• Material provided:
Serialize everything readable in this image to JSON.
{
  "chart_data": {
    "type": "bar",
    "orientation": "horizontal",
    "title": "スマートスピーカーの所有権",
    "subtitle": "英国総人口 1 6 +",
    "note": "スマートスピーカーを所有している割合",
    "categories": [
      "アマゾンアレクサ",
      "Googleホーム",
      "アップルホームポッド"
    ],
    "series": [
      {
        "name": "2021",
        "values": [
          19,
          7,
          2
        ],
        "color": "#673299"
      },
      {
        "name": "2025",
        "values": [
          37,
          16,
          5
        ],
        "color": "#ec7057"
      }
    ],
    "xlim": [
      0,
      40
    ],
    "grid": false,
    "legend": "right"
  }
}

• What you need to do:
Reproduce each record shown above without altering a single word.

• Solution for this exercise:
Serialize everything readable in this image to JSON.
{
  "chart_data": {
    "type": "bar",
    "orientation": "horizontal",
    "title": "スマートスピーカーの所有権",
    "subtitle": "英国総人口 1 6 +",
    "note": "スマートスピーカーを所有している割合",
    "categories": [
      "アマゾンアレクサ",
      "Googleホーム",
      "アップルホームポッド"
    ],
    "series": [
      {
        "name": "2021",
        "values": [
          19,
          7,
          2
        ],
        "color": "#673299"
      },
      {
        "name": "2025",
        "values": [
          37,
          16,
          5
        ],
        "color": "#ec7057"
      }
    ],
    "xlim": [
      0,
      40
    ],
    "grid": false,
    "legend": "right"
  }
}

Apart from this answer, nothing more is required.